● Supplied material:
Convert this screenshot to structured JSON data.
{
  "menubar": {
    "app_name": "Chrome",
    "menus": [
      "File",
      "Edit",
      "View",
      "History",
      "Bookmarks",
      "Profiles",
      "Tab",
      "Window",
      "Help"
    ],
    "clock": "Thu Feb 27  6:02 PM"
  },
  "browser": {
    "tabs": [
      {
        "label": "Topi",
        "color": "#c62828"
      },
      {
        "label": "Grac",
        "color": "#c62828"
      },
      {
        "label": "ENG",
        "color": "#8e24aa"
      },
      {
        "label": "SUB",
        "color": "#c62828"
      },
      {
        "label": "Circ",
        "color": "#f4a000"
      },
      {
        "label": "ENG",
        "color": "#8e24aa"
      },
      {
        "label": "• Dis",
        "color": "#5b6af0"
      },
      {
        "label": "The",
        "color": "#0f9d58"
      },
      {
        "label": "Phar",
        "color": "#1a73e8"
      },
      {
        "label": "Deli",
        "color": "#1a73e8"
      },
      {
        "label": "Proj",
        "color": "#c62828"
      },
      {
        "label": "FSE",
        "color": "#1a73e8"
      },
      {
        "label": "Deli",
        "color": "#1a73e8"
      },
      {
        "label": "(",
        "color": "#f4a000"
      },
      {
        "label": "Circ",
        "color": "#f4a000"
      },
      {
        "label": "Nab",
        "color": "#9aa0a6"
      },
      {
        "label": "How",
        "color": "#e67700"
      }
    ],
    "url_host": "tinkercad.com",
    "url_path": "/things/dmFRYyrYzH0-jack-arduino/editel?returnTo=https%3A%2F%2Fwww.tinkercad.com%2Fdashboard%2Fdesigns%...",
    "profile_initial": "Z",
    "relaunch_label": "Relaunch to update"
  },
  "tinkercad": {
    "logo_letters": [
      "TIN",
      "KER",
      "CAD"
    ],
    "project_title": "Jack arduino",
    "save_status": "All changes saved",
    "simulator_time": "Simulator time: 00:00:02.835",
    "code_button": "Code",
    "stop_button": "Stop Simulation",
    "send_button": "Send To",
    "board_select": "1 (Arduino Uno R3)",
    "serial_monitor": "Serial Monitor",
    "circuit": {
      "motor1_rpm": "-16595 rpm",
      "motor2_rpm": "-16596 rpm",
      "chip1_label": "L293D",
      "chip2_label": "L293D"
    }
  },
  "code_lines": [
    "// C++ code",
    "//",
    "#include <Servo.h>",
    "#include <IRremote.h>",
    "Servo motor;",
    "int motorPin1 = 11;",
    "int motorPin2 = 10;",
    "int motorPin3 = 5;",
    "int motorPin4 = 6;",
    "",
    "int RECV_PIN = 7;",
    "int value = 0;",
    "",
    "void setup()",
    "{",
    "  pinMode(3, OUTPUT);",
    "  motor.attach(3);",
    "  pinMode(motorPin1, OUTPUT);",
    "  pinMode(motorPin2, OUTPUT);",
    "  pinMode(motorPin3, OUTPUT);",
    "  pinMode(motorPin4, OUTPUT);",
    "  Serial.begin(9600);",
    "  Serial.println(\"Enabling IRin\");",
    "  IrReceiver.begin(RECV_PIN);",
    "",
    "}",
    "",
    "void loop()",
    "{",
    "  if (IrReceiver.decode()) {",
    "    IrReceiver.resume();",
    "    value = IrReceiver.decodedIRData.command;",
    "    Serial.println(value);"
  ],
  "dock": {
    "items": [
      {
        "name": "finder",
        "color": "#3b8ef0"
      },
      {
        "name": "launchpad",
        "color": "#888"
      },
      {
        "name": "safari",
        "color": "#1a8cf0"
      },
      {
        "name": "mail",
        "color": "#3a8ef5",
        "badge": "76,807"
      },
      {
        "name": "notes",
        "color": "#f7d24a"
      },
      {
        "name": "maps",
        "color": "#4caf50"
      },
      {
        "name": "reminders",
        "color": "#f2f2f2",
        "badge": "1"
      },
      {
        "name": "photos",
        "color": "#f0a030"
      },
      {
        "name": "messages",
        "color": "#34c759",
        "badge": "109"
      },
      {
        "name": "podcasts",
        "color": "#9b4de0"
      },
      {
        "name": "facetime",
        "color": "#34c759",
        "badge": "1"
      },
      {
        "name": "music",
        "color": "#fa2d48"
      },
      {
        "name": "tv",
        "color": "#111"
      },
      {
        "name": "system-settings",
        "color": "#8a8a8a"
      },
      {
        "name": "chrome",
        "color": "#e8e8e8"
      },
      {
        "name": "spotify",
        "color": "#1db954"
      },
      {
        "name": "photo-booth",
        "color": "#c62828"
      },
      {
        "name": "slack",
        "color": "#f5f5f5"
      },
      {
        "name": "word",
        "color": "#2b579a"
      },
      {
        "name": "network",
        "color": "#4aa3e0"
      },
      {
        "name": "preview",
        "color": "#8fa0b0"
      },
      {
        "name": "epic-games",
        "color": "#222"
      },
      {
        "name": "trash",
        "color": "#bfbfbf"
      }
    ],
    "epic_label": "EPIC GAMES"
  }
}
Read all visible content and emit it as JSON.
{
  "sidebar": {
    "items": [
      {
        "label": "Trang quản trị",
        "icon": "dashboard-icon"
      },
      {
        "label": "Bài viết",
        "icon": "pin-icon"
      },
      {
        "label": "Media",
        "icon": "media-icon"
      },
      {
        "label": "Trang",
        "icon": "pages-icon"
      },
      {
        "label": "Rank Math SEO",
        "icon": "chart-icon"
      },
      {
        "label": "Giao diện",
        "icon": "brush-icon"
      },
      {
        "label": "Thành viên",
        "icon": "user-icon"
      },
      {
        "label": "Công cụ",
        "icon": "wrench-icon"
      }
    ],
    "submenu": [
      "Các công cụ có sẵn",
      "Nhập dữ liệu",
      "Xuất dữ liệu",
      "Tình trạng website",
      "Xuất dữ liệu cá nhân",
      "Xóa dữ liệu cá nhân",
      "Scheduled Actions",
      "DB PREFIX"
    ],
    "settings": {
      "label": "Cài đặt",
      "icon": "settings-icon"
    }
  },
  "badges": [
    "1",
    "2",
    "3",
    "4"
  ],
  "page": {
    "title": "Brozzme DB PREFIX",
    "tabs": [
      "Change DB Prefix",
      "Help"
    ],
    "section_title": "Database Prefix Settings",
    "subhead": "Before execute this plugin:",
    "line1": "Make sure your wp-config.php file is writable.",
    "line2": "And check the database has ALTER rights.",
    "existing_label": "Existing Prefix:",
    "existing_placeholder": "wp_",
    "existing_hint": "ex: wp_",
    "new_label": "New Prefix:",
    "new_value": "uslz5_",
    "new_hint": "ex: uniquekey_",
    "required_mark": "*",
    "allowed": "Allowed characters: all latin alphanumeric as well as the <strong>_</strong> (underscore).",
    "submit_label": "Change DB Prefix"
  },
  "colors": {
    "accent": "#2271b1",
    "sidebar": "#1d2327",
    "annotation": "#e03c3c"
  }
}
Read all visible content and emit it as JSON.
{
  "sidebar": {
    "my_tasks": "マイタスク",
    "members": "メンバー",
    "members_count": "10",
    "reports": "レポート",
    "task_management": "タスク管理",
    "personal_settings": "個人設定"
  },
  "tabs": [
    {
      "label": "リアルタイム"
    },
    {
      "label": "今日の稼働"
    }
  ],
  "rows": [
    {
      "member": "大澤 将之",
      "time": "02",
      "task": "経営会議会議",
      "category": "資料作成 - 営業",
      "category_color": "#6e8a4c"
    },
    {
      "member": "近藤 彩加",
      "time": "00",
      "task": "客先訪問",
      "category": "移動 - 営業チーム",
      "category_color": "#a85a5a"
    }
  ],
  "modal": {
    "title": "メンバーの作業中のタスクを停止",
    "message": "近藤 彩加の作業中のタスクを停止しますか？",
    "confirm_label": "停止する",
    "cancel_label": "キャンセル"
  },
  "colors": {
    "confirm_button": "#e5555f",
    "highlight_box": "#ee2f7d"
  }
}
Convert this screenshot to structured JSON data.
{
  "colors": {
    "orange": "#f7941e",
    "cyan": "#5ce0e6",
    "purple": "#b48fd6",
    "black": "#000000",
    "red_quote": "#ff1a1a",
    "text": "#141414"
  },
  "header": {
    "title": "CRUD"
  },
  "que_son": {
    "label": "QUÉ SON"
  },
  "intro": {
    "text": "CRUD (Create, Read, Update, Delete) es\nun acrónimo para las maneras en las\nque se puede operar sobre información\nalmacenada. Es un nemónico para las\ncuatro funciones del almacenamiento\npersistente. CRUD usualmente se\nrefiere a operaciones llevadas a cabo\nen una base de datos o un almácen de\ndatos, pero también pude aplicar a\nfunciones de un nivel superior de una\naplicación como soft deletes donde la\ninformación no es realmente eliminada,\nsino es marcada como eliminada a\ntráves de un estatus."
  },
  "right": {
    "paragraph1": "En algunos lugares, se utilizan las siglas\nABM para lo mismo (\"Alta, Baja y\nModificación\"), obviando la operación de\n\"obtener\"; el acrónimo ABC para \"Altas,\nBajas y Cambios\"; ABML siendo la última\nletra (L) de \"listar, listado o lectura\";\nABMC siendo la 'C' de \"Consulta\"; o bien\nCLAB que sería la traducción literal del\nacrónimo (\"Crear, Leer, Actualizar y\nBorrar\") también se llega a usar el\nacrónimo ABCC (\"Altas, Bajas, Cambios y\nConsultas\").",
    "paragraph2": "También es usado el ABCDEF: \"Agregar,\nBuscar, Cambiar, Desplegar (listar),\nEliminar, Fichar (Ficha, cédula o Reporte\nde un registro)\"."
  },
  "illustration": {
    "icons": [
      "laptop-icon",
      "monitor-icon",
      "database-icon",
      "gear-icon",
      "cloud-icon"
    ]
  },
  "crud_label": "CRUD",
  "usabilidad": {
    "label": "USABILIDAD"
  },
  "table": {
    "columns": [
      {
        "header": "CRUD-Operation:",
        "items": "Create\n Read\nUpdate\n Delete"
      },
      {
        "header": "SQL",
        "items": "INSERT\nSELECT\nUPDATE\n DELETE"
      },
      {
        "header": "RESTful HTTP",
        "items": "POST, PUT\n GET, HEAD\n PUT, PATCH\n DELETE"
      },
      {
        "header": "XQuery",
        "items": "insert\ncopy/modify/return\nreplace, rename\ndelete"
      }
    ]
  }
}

● Exercise aim:
How many lines in these entries hold the string "Create"? Answer with the number alone.

● Problem solution:
2